═════ RECORDS

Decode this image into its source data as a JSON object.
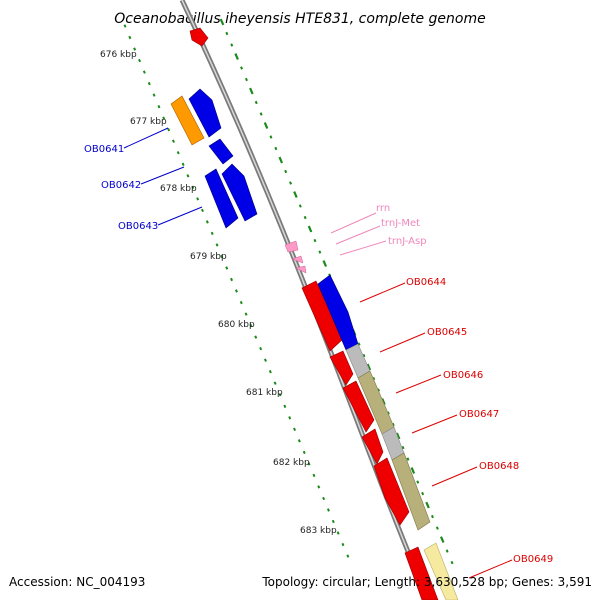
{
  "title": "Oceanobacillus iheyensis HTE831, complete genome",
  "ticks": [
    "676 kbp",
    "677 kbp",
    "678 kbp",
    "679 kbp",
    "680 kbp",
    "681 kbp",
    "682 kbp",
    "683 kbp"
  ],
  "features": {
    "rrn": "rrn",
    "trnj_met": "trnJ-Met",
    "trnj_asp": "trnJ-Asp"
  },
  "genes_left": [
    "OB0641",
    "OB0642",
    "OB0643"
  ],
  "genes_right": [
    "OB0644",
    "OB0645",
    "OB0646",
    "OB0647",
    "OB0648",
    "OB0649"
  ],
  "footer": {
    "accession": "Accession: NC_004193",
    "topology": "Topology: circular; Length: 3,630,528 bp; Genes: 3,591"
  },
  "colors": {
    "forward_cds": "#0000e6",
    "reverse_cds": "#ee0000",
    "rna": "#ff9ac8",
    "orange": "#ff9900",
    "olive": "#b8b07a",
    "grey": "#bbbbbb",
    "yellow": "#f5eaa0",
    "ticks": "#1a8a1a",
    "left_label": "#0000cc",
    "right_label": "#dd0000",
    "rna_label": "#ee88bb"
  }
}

══════════

#### [YOUR OBJECTIVE]
The expected output is the full data above, reproduced exactly with no images.

#### [FINAL ANSWER]
Decode this image into its source data as a JSON object.
{
  "title": "Oceanobacillus iheyensis HTE831, complete genome",
  "ticks": [
    "676 kbp",
    "677 kbp",
    "678 kbp",
    "679 kbp",
    "680 kbp",
    "681 kbp",
    "682 kbp",
    "683 kbp"
  ],
  "features": {
    "rrn": "rrn",
    "trnj_met": "trnJ-Met",
    "trnj_asp": "trnJ-Asp"
  },
  "genes_left": [
    "OB0641",
    "OB0642",
    "OB0643"
  ],
  "genes_right": [
    "OB0644",
    "OB0645",
    "OB0646",
    "OB0647",
    "OB0648",
    "OB0649"
  ],
  "footer": {
    "accession": "Accession: NC_004193",
    "topology": "Topology: circular; Length: 3,630,528 bp; Genes: 3,591"
  },
  "colors": {
    "forward_cds": "#0000e6",
    "reverse_cds": "#ee0000",
    "rna": "#ff9ac8",
    "orange": "#ff9900",
    "olive": "#b8b07a",
    "grey": "#bbbbbb",
    "yellow": "#f5eaa0",
    "ticks": "#1a8a1a",
    "left_label": "#0000cc",
    "right_label": "#dd0000",
    "rna_label": "#ee88bb"
  }
}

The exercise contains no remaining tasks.